[Collected data entries]

+--

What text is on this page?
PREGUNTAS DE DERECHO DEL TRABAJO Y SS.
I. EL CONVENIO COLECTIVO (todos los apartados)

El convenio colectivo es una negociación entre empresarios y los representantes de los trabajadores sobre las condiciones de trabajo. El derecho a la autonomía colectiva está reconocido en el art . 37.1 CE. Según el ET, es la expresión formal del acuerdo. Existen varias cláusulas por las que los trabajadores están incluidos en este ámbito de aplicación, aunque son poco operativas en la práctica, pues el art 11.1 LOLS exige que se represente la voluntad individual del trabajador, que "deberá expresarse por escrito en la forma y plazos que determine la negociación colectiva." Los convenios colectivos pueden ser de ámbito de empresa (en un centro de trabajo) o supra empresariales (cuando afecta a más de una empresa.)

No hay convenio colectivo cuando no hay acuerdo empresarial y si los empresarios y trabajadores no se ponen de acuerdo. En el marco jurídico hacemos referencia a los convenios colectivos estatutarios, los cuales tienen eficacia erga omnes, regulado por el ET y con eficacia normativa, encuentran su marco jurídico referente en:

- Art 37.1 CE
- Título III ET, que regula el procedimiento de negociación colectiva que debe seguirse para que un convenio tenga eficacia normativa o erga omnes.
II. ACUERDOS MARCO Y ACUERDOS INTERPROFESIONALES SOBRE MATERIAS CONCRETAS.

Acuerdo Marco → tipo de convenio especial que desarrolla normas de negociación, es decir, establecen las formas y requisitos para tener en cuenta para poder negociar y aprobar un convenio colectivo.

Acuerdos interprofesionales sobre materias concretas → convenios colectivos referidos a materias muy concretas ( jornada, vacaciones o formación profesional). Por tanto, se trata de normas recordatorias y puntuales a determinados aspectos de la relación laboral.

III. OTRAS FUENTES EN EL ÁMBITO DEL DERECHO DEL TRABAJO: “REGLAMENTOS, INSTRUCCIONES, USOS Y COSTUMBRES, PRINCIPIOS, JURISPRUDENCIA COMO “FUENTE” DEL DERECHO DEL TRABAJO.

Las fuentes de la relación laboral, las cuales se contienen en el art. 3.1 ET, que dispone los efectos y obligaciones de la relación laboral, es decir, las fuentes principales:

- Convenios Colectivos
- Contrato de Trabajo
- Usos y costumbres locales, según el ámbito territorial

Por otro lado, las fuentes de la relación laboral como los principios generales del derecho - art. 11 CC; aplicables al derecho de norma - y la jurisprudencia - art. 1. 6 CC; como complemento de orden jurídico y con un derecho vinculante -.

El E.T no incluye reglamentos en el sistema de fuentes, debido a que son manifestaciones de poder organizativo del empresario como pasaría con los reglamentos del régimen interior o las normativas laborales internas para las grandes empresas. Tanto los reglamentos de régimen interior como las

+--

TASK PROMPT:
From the entries above, list each line with "cuales" in it.

THE REPLY:
No hay convenio colectivo cuando no hay acuerdo empresarial y si los empresarios y trabajadores no se ponen de acuerdo. En el marco jurídico hacemos referencia a los convenios colectivos estatutarios, los cuales tienen eficacia erga omnes, regulado por el ET y con eficacia normativa, encuentran su marco jurídico referente en:
Las fuentes de la relación laboral, las cuales se contienen en el art. 3.1 ET, que dispone los efectos y obligaciones de la relación laboral, es decir, las fuentes principales:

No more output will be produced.